Separate out the lines that hold "rápidamente".

* [Excerpt from a dataset]
-=-=-

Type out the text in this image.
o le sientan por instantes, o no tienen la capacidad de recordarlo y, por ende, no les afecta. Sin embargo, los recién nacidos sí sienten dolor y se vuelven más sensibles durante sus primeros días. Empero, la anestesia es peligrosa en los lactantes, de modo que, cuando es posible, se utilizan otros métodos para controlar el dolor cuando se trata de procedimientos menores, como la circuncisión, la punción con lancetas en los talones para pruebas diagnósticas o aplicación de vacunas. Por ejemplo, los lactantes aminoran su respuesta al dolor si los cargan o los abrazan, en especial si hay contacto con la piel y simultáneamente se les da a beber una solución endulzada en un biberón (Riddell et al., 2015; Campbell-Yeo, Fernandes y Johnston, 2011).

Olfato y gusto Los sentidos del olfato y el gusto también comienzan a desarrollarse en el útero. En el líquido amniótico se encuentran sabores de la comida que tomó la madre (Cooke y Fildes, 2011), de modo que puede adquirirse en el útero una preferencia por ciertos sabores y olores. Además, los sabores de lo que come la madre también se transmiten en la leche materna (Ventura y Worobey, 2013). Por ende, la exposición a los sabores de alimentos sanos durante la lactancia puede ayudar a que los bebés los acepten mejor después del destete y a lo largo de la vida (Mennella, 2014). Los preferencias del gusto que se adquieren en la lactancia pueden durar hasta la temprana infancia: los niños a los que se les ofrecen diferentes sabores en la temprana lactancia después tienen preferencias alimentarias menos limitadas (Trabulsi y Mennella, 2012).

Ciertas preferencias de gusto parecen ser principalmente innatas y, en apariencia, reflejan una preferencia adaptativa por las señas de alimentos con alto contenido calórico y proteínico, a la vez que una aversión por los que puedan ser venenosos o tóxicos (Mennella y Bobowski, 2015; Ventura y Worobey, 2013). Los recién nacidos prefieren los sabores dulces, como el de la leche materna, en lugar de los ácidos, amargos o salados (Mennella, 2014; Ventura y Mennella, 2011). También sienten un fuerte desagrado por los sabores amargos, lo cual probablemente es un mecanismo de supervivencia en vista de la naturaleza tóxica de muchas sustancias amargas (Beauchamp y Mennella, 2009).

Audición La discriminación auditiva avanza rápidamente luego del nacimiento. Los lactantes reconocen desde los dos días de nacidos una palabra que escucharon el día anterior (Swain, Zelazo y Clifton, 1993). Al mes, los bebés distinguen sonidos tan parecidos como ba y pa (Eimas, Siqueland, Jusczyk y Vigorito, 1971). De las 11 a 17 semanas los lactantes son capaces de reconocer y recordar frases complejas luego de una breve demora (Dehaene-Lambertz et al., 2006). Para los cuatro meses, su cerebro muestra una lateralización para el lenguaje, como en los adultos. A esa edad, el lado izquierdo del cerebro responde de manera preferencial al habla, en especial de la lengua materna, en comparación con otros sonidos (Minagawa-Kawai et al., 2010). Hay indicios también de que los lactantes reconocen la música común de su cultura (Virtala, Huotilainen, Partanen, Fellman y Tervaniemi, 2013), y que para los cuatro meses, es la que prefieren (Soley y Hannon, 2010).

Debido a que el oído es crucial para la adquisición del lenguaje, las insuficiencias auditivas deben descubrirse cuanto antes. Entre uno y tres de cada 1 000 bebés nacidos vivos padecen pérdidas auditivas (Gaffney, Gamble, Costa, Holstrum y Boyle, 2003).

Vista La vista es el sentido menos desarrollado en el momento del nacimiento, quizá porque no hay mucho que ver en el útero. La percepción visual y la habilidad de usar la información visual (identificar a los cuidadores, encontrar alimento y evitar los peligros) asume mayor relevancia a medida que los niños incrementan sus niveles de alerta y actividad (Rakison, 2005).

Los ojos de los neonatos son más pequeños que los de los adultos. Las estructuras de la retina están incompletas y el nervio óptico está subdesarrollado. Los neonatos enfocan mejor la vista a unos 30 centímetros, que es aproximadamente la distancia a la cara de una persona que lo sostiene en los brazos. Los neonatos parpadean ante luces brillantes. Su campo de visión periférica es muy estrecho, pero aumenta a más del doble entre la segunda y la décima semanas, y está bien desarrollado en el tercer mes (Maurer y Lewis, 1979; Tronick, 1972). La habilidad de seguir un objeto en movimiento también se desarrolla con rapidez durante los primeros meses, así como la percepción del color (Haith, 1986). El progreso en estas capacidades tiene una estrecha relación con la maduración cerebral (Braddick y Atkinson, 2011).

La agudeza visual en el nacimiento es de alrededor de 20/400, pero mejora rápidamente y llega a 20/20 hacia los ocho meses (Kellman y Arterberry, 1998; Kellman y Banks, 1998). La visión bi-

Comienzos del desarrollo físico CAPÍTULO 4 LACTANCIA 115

-=-=-

* [Answer for this exercise]
Audición La discriminación auditiva avanza rápidamente luego del nacimiento. Los lactantes reconocen desde los dos días de nacidos una palabra que escucharon el día anterior (Swain, Zelazo y Clifton, 1993). Al mes, los bebés distinguen sonidos tan parecidos como ba y pa (Eimas, Siqueland, Jusczyk y Vigorito, 1971). De las 11 a 17 semanas los lactantes son capaces de reconocer y recordar frases complejas luego de una breve demora (Dehaene-Lambertz et al., 2006). Para los cuatro meses, su cerebro muestra una lateralización para el lenguaje, como en los adultos. A esa edad, el lado izquierdo del cerebro responde de manera preferencial al habla, en especial de la lengua materna, en comparación con otros sonidos (Minagawa-Kawai et al., 2010). Hay indicios también de que los lactantes reconocen la música común de su cultura (Virtala, Huotilainen, Partanen, Fellman y Tervaniemi, 2013), y que para los cuatro meses, es la que prefieren (Soley y Hannon, 2010).
La agudeza visual en el nacimiento es de alrededor de 20/400, pero mejora rápidamente y llega a 20/20 hacia los ocho meses (Kellman y Arterberry, 1998; Kellman y Banks, 1998). La visión bi-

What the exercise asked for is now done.